Please give the material as a Markdown table with the columns Row and Material line, starting at its first line and ending at the line that contains "nav-subitem-label: Traffic Statistics", both included. Leave out blank lines and include nothing beyond that span.

-=-=-

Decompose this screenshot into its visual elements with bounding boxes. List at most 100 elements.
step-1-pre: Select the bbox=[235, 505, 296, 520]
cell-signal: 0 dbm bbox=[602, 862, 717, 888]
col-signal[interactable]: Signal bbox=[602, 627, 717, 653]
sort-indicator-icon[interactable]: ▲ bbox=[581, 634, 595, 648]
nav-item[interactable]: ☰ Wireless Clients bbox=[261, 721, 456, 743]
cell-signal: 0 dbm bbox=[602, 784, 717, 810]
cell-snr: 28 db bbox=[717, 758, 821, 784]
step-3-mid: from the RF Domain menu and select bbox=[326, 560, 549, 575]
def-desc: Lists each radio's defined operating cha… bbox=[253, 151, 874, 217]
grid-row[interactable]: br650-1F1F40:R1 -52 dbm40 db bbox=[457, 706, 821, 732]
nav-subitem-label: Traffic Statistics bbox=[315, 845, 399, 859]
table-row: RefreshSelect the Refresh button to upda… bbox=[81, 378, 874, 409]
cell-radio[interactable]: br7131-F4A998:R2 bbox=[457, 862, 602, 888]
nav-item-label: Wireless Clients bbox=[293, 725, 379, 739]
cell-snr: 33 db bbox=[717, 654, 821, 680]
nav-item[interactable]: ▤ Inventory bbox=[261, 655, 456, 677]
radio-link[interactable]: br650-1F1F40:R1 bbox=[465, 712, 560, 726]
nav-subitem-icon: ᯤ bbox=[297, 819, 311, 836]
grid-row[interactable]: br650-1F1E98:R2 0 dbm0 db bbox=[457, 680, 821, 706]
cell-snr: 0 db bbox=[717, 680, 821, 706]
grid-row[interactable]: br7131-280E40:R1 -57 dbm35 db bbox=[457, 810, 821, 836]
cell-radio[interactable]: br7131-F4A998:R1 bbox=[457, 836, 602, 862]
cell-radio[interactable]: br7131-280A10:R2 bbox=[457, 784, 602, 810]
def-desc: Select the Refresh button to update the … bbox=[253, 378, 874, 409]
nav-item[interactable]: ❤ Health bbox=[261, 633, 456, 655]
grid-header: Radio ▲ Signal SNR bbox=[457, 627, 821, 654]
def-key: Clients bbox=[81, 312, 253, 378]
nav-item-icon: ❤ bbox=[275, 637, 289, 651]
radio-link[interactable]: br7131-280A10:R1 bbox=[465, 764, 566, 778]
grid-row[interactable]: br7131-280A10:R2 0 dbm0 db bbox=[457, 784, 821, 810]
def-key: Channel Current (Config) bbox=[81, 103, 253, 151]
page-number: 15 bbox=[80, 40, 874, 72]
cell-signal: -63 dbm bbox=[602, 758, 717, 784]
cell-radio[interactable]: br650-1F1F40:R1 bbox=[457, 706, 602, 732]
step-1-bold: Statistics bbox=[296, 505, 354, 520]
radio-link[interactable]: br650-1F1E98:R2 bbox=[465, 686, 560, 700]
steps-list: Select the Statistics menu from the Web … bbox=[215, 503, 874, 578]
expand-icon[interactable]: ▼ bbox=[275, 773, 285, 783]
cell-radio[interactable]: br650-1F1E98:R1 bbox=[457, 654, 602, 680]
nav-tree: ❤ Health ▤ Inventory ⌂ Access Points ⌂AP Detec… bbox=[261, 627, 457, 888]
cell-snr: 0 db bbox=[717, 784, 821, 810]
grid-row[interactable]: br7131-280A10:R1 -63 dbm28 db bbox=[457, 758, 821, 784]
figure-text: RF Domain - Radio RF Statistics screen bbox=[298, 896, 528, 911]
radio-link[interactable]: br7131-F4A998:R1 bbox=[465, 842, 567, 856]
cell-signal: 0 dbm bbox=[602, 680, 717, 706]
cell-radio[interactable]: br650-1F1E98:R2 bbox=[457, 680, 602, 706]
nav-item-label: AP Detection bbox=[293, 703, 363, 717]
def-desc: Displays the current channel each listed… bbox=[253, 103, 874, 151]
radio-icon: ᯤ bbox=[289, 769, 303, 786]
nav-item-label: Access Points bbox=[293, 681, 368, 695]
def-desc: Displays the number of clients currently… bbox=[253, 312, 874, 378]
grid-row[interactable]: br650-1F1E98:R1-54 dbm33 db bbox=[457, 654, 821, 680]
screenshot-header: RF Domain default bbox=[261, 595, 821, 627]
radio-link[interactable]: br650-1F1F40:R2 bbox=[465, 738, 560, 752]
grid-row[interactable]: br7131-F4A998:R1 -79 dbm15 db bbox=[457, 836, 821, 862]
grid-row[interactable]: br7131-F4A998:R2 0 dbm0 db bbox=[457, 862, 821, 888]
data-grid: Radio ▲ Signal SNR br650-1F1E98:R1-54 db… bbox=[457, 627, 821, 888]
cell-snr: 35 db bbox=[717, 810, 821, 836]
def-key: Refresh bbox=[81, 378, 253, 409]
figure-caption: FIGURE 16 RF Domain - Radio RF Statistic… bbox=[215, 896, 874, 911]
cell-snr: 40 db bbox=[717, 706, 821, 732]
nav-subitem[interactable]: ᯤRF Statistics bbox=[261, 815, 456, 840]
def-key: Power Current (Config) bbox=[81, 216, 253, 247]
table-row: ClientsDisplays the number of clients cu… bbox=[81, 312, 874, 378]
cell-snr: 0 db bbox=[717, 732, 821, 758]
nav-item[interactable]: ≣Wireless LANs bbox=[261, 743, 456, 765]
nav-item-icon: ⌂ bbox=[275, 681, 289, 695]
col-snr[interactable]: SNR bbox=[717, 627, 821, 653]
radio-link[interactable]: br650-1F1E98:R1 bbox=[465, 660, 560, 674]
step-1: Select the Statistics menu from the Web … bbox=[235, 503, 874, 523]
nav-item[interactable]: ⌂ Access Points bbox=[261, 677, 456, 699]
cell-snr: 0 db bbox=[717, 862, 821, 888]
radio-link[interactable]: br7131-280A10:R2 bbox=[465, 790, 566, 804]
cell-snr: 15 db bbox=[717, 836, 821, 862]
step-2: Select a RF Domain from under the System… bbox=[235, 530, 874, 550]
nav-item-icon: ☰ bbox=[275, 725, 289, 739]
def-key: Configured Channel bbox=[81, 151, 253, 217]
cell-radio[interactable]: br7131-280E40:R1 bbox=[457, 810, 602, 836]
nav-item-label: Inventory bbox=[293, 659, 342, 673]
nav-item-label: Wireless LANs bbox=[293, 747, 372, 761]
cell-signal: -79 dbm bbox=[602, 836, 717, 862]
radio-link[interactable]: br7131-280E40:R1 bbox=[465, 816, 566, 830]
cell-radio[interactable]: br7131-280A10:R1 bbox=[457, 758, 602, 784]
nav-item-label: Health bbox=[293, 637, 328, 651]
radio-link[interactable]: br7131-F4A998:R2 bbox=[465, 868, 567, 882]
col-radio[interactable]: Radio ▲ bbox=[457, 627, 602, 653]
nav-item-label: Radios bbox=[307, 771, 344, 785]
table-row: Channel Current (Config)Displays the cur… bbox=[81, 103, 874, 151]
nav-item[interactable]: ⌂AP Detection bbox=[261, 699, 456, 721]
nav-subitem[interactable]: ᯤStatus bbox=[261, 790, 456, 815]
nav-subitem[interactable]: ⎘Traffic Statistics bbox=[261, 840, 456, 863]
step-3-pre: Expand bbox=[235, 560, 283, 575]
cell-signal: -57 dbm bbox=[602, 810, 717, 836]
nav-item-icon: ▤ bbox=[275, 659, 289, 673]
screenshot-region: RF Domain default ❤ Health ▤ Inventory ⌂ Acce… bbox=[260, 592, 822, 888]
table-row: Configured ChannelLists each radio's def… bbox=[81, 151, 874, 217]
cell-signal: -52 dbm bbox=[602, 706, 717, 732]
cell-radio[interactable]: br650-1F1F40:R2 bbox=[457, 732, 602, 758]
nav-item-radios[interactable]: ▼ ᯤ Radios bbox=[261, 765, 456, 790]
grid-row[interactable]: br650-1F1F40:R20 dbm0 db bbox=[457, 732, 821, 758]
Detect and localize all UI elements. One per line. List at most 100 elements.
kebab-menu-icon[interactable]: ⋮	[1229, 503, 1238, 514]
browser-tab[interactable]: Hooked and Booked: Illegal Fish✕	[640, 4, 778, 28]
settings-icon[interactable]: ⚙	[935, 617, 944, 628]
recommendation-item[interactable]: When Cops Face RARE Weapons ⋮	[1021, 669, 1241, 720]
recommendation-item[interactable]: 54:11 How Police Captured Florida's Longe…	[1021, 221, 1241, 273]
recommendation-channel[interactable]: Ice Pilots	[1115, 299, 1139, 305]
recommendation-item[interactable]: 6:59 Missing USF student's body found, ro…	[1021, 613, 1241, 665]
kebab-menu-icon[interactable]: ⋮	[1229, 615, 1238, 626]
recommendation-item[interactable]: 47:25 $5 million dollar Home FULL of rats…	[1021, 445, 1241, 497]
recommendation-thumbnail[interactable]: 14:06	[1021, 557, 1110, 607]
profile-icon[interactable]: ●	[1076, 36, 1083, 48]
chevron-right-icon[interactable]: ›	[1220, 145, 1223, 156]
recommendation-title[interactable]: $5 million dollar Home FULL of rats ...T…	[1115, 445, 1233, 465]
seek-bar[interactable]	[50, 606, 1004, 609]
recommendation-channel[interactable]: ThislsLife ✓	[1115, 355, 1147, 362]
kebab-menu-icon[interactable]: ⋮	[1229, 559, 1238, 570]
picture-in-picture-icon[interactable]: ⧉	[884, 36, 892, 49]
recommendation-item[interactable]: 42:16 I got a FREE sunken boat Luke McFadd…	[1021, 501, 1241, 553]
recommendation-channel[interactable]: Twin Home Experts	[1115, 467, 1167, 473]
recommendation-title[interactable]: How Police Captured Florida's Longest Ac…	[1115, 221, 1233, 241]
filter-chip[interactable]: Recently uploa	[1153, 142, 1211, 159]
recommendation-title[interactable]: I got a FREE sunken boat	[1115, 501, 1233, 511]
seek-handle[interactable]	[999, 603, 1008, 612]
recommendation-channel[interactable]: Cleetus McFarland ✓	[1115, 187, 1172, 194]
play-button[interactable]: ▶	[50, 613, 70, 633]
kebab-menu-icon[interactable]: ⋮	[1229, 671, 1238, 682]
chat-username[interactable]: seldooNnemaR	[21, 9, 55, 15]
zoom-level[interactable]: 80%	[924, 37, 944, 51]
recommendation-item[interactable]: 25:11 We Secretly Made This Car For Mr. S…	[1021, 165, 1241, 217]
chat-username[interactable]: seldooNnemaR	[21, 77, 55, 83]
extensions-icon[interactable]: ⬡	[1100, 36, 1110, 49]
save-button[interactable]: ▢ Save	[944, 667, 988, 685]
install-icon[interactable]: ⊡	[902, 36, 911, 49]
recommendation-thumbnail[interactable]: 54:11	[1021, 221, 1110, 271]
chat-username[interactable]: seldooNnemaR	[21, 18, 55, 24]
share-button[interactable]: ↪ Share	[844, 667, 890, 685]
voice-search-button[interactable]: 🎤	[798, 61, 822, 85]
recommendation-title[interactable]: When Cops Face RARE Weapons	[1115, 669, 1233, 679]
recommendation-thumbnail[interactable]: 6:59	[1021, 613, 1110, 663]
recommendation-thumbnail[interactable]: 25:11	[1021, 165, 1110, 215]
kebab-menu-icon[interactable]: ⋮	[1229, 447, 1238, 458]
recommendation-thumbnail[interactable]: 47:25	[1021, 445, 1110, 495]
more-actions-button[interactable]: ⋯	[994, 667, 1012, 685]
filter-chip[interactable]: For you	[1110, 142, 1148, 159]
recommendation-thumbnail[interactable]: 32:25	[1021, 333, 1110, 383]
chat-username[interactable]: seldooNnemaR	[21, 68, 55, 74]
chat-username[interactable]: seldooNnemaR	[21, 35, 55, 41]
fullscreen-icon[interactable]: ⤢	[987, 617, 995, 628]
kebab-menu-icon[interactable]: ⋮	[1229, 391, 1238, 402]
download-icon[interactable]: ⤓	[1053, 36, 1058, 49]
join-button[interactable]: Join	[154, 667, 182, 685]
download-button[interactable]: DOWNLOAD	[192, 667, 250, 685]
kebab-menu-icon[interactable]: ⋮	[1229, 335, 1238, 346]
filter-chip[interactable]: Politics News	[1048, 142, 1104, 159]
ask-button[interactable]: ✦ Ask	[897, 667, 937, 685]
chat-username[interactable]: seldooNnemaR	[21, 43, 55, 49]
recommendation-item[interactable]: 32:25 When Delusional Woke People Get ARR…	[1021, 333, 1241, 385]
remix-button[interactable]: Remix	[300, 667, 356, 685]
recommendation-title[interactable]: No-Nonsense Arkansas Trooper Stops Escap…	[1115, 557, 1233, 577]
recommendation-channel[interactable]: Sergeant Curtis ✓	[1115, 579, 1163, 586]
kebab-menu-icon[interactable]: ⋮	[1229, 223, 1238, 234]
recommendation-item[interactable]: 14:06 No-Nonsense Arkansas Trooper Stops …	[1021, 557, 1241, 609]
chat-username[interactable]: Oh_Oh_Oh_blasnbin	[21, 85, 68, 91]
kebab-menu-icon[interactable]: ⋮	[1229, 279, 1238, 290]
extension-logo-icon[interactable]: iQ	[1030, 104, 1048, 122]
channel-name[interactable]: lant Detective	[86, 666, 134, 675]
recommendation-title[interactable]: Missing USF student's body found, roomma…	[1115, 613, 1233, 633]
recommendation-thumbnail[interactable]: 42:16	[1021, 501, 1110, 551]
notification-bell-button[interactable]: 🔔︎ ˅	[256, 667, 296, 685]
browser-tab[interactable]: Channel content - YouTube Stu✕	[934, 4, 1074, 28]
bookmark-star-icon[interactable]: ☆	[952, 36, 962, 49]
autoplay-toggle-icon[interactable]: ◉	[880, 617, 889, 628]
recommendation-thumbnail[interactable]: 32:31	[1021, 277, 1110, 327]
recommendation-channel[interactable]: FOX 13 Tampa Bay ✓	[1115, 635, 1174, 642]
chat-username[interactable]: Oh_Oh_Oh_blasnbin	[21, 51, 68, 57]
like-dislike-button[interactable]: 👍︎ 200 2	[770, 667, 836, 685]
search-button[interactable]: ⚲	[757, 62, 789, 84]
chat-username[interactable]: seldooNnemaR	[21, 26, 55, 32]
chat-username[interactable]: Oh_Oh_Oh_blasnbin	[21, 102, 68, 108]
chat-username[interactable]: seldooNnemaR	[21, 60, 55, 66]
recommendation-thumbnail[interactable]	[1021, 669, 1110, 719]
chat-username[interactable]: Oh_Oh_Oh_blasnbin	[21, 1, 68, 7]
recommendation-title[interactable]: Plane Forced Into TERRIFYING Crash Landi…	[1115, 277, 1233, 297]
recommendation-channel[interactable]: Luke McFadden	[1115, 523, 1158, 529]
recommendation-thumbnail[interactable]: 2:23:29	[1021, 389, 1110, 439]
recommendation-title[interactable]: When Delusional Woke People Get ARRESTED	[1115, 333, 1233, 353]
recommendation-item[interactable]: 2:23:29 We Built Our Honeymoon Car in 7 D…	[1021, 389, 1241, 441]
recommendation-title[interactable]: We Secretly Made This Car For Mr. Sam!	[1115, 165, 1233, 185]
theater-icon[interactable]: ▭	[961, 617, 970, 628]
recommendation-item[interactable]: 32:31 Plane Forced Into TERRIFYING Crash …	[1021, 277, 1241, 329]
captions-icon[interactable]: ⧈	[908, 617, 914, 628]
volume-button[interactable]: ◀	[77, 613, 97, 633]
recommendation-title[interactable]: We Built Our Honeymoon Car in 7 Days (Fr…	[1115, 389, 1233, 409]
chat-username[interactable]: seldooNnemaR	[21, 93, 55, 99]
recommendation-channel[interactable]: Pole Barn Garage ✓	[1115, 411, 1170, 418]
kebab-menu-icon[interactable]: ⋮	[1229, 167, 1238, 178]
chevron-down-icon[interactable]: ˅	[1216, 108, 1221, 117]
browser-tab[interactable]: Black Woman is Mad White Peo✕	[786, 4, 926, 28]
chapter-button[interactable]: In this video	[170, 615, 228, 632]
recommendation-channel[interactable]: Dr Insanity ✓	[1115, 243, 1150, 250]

-=-=-

#### Solution for this exercise
| Row | Material line |
|---|---|
| 1 | Decompose this screenshot into its visual elements with bounding boxes. List at most 100 elements. |
| 2 | step-1-pre: Select the bbox=[235, 505, 296, 520] |
| 3 | cell-signal: 0 dbm bbox=[602, 862, 717, 888] |
| 4 | col-signal[interactable]: Signal bbox=[602, 627, 717, 653] |
| 5 | sort-indicator-icon[interactable]: ▲ bbox=[581, 634, 595, 648] |
| 6 | nav-item[interactable]: ☰ Wireless Clients bbox=[261, 721, 456, 743] |
| 7 | cell-signal: 0 dbm bbox=[602, 784, 717, 810] |
| 8 | cell-snr: 28 db bbox=[717, 758, 821, 784] |
| 9 | step-3-mid: from the RF Domain menu and select bbox=[326, 560, 549, 575] |
| 10 | def-desc: Lists each radio's defined operating cha… bbox=[253, 151, 874, 217] |
| 11 | grid-row[interactable]: br650-1F1F40:R1 -52 dbm40 db bbox=[457, 706, 821, 732] |
| 12 | nav-subitem-label: Traffic Statistics bbox=[315, 845, 399, 859] |